* _Problem description_
Only the pictures are omitted; repeat all other data exactly.
☆ ☆ ☆ ☆ ☆ ☆ ☆
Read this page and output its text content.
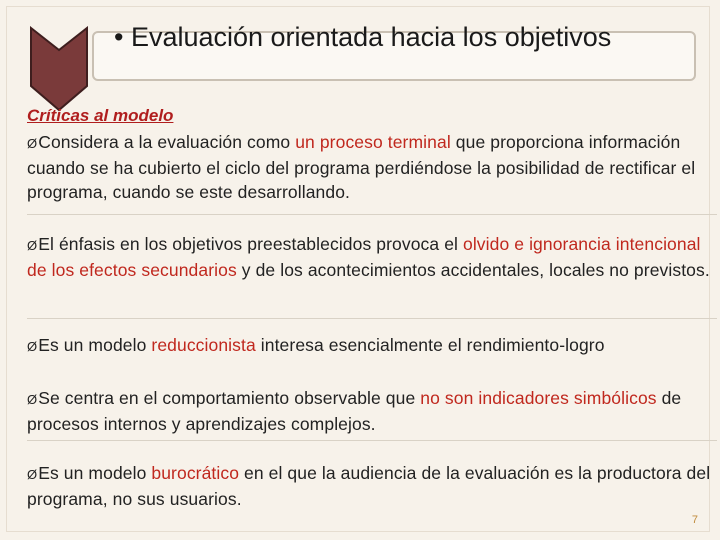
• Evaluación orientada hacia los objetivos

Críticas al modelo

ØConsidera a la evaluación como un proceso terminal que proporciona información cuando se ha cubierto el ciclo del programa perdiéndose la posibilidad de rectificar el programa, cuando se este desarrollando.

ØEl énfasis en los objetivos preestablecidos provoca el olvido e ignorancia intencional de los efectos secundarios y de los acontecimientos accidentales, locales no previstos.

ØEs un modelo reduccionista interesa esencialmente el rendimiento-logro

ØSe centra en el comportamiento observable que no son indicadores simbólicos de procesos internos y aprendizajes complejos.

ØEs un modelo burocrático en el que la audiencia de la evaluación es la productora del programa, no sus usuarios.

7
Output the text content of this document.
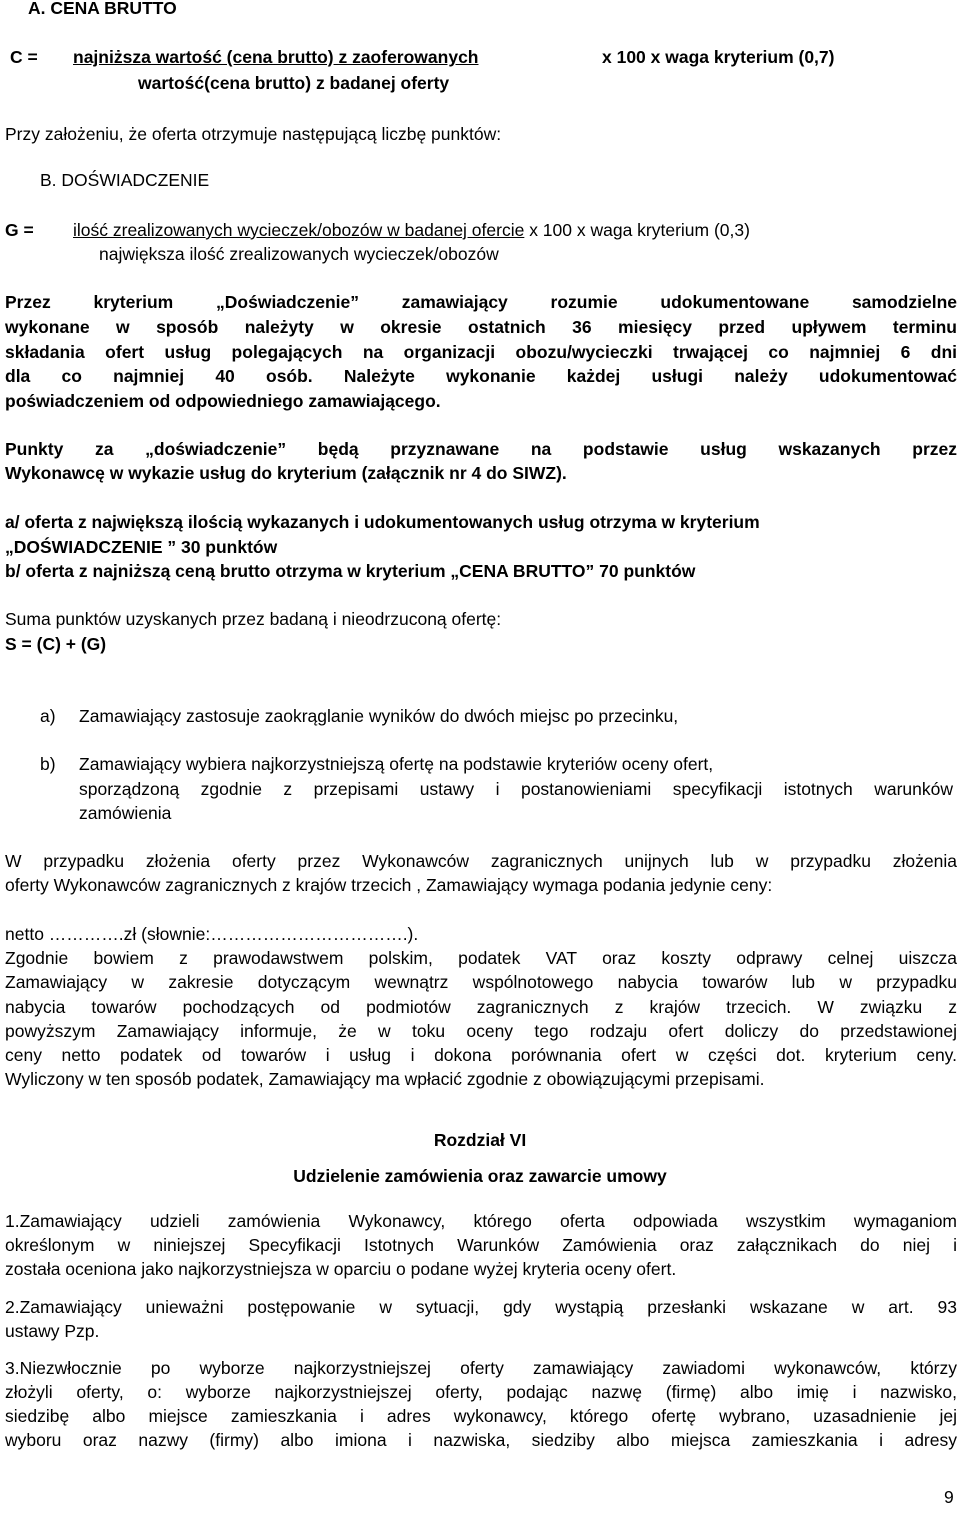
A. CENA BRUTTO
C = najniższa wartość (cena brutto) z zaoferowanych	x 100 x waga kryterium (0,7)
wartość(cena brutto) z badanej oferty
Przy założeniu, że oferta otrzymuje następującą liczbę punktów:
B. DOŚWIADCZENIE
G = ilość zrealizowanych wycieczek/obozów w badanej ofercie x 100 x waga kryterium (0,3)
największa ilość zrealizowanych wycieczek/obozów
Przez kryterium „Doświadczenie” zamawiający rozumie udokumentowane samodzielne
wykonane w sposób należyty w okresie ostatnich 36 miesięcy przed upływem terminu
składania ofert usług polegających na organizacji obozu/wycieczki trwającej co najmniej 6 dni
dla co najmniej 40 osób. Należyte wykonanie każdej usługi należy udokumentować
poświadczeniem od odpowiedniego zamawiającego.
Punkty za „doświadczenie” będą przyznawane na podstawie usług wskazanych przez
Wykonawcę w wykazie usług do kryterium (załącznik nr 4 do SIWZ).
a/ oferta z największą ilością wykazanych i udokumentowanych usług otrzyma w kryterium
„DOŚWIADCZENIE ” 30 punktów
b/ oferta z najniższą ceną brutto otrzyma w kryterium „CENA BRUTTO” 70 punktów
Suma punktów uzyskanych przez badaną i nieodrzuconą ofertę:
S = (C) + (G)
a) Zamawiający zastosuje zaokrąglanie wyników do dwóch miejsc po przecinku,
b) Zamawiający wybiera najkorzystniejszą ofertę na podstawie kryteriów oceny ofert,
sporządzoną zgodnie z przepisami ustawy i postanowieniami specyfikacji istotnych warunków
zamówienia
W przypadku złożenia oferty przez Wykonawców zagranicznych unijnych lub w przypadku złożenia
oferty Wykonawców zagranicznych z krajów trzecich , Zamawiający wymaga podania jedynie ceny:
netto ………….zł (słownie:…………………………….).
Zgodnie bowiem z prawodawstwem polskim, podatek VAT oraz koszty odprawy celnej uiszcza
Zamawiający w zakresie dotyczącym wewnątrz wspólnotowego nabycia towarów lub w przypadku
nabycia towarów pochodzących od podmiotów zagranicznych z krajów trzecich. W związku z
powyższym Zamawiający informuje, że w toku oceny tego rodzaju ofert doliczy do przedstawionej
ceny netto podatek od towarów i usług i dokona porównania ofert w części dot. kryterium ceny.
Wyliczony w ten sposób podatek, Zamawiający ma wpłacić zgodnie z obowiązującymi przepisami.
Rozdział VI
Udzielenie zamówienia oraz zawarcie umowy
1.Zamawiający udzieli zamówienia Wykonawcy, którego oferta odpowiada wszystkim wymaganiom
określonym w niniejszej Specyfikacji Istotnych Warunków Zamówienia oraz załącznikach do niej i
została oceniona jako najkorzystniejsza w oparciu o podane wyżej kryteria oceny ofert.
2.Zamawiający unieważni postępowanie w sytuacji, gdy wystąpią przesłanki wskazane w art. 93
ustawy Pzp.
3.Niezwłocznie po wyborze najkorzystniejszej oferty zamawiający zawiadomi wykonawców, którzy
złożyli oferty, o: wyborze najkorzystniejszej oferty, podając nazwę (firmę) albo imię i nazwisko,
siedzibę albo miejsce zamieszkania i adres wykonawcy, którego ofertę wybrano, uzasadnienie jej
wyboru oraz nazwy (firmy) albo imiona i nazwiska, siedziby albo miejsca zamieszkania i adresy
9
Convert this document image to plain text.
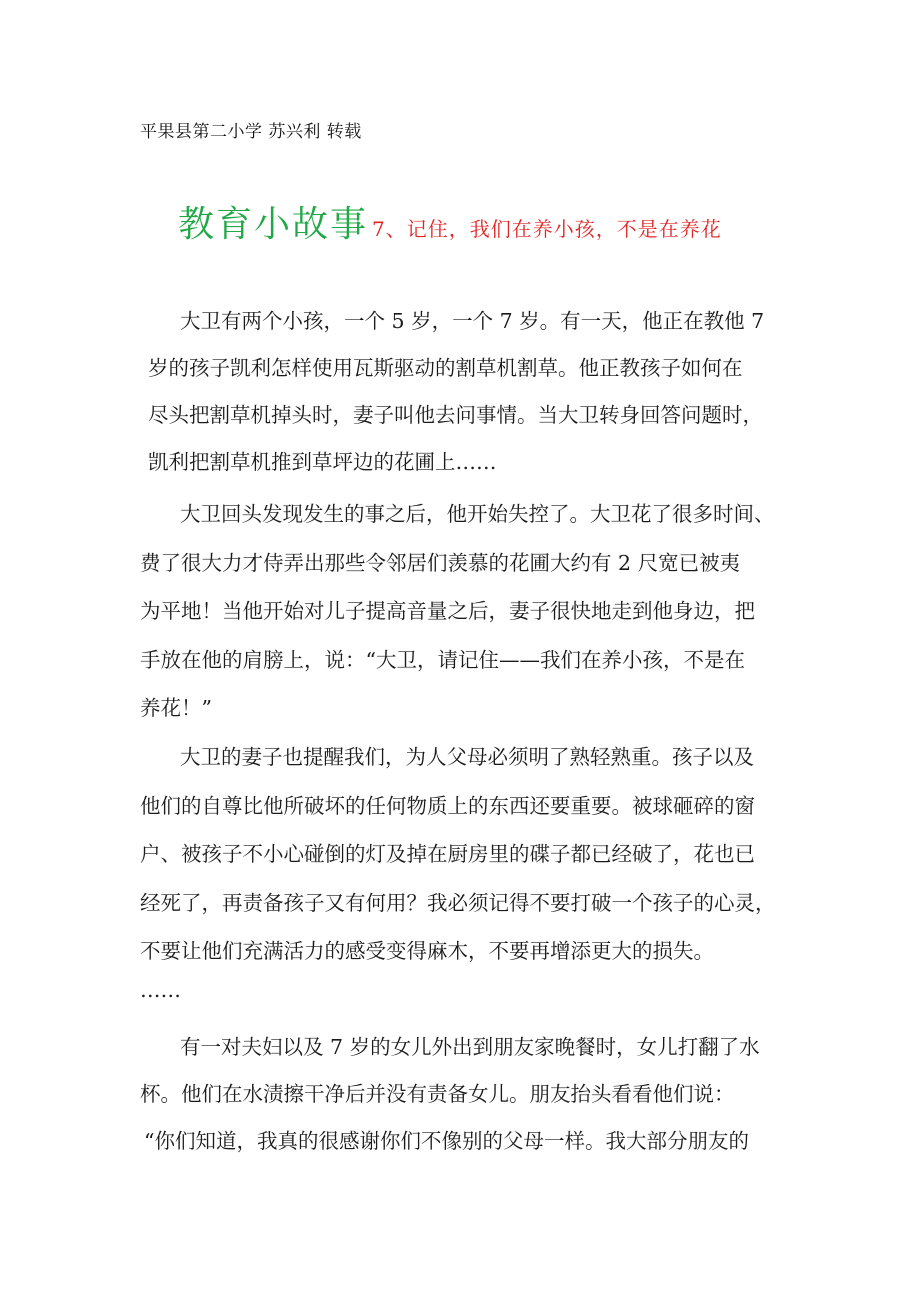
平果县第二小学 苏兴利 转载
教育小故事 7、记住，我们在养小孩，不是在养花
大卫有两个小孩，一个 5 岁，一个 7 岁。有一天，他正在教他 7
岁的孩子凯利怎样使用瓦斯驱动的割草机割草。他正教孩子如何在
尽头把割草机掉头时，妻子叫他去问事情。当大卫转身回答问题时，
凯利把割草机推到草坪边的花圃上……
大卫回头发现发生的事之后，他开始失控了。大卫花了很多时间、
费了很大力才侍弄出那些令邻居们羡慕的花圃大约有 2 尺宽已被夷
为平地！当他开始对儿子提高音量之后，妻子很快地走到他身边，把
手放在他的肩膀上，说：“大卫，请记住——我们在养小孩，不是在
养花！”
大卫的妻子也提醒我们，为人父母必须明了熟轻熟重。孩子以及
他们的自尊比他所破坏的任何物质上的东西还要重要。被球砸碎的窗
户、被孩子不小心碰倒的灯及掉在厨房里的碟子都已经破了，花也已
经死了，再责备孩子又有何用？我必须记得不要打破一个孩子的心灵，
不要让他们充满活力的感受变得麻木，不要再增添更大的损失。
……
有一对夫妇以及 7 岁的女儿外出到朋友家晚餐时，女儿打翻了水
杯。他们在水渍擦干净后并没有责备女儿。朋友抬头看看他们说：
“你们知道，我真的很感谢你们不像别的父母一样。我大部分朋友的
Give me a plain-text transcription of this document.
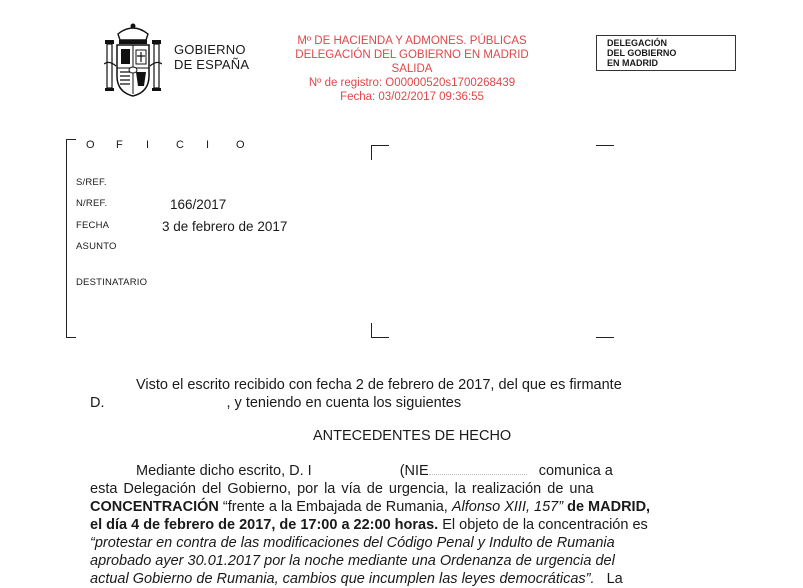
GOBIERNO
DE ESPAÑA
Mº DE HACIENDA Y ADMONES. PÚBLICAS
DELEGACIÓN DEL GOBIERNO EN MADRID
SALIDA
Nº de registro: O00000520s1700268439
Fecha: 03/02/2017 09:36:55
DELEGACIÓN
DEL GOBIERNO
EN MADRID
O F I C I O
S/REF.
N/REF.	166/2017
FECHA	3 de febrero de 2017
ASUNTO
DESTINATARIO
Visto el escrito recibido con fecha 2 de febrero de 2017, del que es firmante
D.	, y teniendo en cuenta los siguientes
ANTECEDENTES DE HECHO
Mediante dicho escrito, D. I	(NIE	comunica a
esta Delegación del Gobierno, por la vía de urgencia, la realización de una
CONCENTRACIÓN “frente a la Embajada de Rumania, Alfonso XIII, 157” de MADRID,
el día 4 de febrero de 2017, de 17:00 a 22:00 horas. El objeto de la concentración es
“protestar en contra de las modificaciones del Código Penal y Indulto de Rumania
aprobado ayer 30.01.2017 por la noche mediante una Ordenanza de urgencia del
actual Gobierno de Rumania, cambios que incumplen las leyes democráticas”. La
☆ ☆ ☆ ☆ ☆ ☆ ☆
* _Answer to the problem_
Read this page and output its text content.
• Evaluación orientada hacia los objetivos

Críticas al modelo

ØConsidera a la evaluación como un proceso terminal que proporciona información cuando se ha cubierto el ciclo del programa perdiéndose la posibilidad de rectificar el programa, cuando se este desarrollando.

ØEl énfasis en los objetivos preestablecidos provoca el olvido e ignorancia intencional de los efectos secundarios y de los acontecimientos accidentales, locales no previstos.

ØEs un modelo reduccionista interesa esencialmente el rendimiento-logro

ØSe centra en el comportamiento observable que no son indicadores simbólicos de procesos internos y aprendizajes complejos.

ØEs un modelo burocrático en el que la audiencia de la evaluación es la productora del programa, no sus usuarios.

7
Output the text content of this document.
A. CENA BRUTTO
C = najniższa wartość (cena brutto) z zaoferowanych	x 100 x waga kryterium (0,7)
wartość(cena brutto) z badanej oferty
Przy założeniu, że oferta otrzymuje następującą liczbę punktów:
B. DOŚWIADCZENIE
G = ilość zrealizowanych wycieczek/obozów w badanej ofercie x 100 x waga kryterium (0,3)
największa ilość zrealizowanych wycieczek/obozów
Przez kryterium „Doświadczenie” zamawiający rozumie udokumentowane samodzielne
wykonane w sposób należyty w okresie ostatnich 36 miesięcy przed upływem terminu
składania ofert usług polegających na organizacji obozu/wycieczki trwającej co najmniej 6 dni
dla co najmniej 40 osób. Należyte wykonanie każdej usługi należy udokumentować
poświadczeniem od odpowiedniego zamawiającego.
Punkty za „doświadczenie” będą przyznawane na podstawie usług wskazanych przez
Wykonawcę w wykazie usług do kryterium (załącznik nr 4 do SIWZ).
a/ oferta z największą ilością wykazanych i udokumentowanych usług otrzyma w kryterium
„DOŚWIADCZENIE ” 30 punktów
b/ oferta z najniższą ceną brutto otrzyma w kryterium „CENA BRUTTO” 70 punktów
Suma punktów uzyskanych przez badaną i nieodrzuconą ofertę:
S = (C) + (G)
a) Zamawiający zastosuje zaokrąglanie wyników do dwóch miejsc po przecinku,
b) Zamawiający wybiera najkorzystniejszą ofertę na podstawie kryteriów oceny ofert,
sporządzoną zgodnie z przepisami ustawy i postanowieniami specyfikacji istotnych warunków
zamówienia
W przypadku złożenia oferty przez Wykonawców zagranicznych unijnych lub w przypadku złożenia
oferty Wykonawców zagranicznych z krajów trzecich , Zamawiający wymaga podania jedynie ceny:
netto ………….zł (słownie:…………………………….).
Zgodnie bowiem z prawodawstwem polskim, podatek VAT oraz koszty odprawy celnej uiszcza
Zamawiający w zakresie dotyczącym wewnątrz wspólnotowego nabycia towarów lub w przypadku
nabycia towarów pochodzących od podmiotów zagranicznych z krajów trzecich. W związku z
powyższym Zamawiający informuje, że w toku oceny tego rodzaju ofert doliczy do przedstawionej
ceny netto podatek od towarów i usług i dokona porównania ofert w części dot. kryterium ceny.
Wyliczony w ten sposób podatek, Zamawiający ma wpłacić zgodnie z obowiązującymi przepisami.
Rozdział VI
Udzielenie zamówienia oraz zawarcie umowy
1.Zamawiający udzieli zamówienia Wykonawcy, którego oferta odpowiada wszystkim wymaganiom
określonym w niniejszej Specyfikacji Istotnych Warunków Zamówienia oraz załącznikach do niej i
została oceniona jako najkorzystniejsza w oparciu o podane wyżej kryteria oceny ofert.
2.Zamawiający unieważni postępowanie w sytuacji, gdy wystąpią przesłanki wskazane w art. 93
ustawy Pzp.
3.Niezwłocznie po wyborze najkorzystniejszej oferty zamawiający zawiadomi wykonawców, którzy
złożyli oferty, o: wyborze najkorzystniejszej oferty, podając nazwę (firmę) albo imię i nazwisko,
siedzibę albo miejsce zamieszkania i adres wykonawcy, którego ofertę wybrano, uzasadnienie jej
wyboru oraz nazwy (firmy) albo imiona i nazwiska, siedziby albo miejsca zamieszkania i adresy
9
Convert this document image to plain text.
平果县第二小学 苏兴利 转载
教育小故事 7、记住，我们在养小孩，不是在养花
大卫有两个小孩，一个 5 岁，一个 7 岁。有一天，他正在教他 7
岁的孩子凯利怎样使用瓦斯驱动的割草机割草。他正教孩子如何在
尽头把割草机掉头时，妻子叫他去问事情。当大卫转身回答问题时，
凯利把割草机推到草坪边的花圃上……
大卫回头发现发生的事之后，他开始失控了。大卫花了很多时间、
费了很大力才侍弄出那些令邻居们羡慕的花圃大约有 2 尺宽已被夷
为平地！当他开始对儿子提高音量之后，妻子很快地走到他身边，把
手放在他的肩膀上，说：“大卫，请记住——我们在养小孩，不是在
养花！”
大卫的妻子也提醒我们，为人父母必须明了熟轻熟重。孩子以及
他们的自尊比他所破坏的任何物质上的东西还要重要。被球砸碎的窗
户、被孩子不小心碰倒的灯及掉在厨房里的碟子都已经破了，花也已
经死了，再责备孩子又有何用？我必须记得不要打破一个孩子的心灵，
不要让他们充满活力的感受变得麻木，不要再增添更大的损失。
……
有一对夫妇以及 7 岁的女儿外出到朋友家晚餐时，女儿打翻了水
杯。他们在水渍擦干净后并没有责备女儿。朋友抬头看看他们说：
“你们知道，我真的很感谢你们不像别的父母一样。我大部分朋友的
Give me a plain-text transcription of this document.
GOBIERNO
DE ESPAÑA
Mº DE HACIENDA Y ADMONES. PÚBLICAS
DELEGACIÓN DEL GOBIERNO EN MADRID
SALIDA
Nº de registro: O00000520s1700268439
Fecha: 03/02/2017 09:36:55
DELEGACIÓN
DEL GOBIERNO
EN MADRID
O F I C I O
S/REF.
N/REF.	166/2017
FECHA	3 de febrero de 2017
ASUNTO
DESTINATARIO
Visto el escrito recibido con fecha 2 de febrero de 2017, del que es firmante
D.	, y teniendo en cuenta los siguientes
ANTECEDENTES DE HECHO
Mediante dicho escrito, D. I	(NIE	comunica a
esta Delegación del Gobierno, por la vía de urgencia, la realización de una
CONCENTRACIÓN “frente a la Embajada de Rumania, Alfonso XIII, 157” de MADRID,
el día 4 de febrero de 2017, de 17:00 a 22:00 horas. El objeto de la concentración es
“protestar en contra de las modificaciones del Código Penal y Indulto de Rumania
aprobado ayer 30.01.2017 por la noche mediante una Ordenanza de urgencia del
actual Gobierno de Rumania, cambios que incumplen las leyes democráticas”. La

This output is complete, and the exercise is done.